**EXERCISE TASK:** Filter the records for lines holding the string "this".

Stored data
==*==
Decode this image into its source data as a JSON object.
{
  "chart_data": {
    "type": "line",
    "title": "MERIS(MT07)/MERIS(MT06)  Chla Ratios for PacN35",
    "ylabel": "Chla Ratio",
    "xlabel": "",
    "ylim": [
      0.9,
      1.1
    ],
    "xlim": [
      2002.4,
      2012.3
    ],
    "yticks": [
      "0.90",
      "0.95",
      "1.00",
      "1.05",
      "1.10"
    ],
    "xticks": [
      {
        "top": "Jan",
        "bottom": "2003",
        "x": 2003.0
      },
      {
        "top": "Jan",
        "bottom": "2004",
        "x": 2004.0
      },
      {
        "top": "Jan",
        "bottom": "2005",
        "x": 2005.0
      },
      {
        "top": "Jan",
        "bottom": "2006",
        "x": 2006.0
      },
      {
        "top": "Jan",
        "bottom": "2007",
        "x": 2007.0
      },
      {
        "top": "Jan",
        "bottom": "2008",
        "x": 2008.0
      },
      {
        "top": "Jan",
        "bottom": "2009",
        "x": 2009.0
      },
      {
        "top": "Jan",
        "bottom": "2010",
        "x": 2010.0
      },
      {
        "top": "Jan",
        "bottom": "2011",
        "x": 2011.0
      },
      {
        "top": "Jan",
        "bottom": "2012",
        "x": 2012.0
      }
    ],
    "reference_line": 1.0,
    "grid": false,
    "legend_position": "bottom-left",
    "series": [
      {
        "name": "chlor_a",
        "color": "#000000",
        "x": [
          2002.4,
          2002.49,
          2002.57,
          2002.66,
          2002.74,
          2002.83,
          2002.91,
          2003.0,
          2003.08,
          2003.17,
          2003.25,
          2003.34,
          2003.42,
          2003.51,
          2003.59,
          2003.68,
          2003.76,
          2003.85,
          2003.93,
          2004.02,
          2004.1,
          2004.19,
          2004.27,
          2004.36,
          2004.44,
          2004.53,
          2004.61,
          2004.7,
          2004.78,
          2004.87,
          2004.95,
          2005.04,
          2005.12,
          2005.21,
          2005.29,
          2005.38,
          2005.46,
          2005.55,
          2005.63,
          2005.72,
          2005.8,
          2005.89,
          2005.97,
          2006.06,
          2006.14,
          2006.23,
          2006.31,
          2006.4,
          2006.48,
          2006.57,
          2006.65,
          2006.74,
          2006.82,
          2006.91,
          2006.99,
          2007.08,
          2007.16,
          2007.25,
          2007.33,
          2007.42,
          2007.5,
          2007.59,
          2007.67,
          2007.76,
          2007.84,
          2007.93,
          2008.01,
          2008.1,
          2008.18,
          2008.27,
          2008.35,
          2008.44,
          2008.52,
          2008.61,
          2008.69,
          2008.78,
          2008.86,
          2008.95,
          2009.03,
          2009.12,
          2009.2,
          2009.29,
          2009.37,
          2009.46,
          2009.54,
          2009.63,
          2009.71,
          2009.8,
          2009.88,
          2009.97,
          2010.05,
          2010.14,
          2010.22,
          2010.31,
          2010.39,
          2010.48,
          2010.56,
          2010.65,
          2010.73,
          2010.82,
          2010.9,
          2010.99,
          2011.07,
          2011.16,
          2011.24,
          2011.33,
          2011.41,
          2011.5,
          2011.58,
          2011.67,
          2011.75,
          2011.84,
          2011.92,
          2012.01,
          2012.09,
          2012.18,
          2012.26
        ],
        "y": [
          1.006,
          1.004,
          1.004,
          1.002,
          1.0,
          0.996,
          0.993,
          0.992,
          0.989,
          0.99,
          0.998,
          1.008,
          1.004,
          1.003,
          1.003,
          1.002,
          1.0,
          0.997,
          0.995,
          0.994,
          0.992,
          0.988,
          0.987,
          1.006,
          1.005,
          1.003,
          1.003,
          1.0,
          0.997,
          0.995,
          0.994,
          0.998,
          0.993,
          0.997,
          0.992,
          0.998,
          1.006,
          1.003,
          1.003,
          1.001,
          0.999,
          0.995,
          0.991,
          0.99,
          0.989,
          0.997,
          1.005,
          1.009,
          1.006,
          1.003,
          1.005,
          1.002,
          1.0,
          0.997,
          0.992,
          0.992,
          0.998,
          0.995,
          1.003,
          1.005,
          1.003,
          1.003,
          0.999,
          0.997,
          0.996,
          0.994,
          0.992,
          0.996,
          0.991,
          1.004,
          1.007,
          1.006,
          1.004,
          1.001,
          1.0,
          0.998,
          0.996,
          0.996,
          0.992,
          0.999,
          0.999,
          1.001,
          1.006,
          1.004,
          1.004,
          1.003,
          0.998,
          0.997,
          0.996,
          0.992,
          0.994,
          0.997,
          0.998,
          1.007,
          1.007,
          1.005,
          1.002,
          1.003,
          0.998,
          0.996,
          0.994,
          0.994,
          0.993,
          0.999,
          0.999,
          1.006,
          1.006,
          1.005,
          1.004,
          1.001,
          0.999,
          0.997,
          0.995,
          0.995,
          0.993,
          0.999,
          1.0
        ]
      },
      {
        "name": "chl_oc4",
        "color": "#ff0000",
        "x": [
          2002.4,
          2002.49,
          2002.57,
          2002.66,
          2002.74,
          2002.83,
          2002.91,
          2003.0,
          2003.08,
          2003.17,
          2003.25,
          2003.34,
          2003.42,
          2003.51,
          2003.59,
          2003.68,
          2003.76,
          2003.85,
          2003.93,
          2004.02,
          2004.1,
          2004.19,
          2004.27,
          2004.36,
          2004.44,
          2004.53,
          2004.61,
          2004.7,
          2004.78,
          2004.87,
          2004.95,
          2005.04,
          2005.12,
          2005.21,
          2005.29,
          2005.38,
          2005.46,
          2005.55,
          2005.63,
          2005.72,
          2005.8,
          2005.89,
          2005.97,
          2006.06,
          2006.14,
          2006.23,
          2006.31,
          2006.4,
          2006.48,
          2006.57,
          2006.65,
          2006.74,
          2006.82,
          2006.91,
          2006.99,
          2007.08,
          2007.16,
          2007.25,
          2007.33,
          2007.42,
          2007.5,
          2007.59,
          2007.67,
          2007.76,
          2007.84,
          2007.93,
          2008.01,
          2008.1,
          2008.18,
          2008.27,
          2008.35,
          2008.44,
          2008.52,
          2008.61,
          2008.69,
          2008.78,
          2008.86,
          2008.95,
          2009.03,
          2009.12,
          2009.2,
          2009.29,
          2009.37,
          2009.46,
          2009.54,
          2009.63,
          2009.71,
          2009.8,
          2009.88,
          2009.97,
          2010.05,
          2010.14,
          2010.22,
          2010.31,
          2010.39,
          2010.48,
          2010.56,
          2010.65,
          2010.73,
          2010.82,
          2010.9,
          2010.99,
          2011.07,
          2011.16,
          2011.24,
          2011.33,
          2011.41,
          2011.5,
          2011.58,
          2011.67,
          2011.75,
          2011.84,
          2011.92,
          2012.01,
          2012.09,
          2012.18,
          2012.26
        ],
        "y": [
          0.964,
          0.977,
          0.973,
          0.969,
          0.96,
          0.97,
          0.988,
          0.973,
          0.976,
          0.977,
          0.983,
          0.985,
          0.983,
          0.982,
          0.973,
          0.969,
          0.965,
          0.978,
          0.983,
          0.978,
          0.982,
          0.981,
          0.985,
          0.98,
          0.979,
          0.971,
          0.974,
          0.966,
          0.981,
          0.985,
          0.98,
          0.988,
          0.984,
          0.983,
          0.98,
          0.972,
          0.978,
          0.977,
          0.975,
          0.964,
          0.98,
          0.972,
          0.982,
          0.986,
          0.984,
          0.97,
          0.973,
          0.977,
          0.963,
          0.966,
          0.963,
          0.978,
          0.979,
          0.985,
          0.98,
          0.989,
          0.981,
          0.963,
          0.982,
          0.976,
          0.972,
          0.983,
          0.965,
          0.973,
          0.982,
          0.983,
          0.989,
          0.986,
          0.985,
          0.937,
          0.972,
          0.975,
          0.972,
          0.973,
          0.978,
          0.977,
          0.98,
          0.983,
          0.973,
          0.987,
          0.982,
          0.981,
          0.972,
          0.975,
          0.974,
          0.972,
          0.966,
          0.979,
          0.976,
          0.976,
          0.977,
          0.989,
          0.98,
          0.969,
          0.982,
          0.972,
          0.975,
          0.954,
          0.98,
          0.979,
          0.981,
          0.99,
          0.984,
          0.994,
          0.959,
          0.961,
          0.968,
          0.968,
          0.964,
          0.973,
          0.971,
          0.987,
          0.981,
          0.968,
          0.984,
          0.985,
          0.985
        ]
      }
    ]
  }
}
==*==
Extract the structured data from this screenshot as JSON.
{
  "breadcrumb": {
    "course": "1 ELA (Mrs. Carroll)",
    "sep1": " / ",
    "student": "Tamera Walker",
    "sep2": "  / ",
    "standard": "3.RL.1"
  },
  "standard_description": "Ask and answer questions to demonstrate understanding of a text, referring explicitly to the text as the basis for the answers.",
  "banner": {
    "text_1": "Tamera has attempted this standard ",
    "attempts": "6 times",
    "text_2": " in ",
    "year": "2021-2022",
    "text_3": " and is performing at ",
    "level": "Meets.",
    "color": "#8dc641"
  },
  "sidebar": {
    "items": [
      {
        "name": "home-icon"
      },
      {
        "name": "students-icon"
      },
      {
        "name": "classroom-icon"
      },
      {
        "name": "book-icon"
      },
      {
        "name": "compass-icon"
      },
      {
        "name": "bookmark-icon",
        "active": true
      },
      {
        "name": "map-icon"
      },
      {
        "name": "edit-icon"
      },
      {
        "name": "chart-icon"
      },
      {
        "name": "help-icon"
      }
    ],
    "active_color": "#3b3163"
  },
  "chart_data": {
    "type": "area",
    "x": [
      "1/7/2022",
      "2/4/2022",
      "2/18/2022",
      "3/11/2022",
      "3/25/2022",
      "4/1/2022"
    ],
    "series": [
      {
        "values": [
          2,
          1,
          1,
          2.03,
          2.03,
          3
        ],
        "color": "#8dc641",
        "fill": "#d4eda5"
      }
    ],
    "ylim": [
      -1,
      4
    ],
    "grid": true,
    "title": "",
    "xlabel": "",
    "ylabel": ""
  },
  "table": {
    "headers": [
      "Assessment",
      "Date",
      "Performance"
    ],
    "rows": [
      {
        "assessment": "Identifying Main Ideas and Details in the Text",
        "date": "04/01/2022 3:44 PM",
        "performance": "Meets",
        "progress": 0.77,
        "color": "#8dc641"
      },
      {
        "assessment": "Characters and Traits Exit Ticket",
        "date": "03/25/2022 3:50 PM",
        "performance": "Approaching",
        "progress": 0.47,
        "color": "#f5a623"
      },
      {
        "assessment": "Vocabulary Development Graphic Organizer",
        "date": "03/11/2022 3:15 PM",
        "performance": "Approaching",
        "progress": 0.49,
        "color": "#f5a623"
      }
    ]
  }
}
==*==
**CORRECT RESULT:**
Decode this image into its source data as a JSON object.
Extract the structured data from this screenshot as JSON.
    "text_1": "Tamera has attempted this standard ",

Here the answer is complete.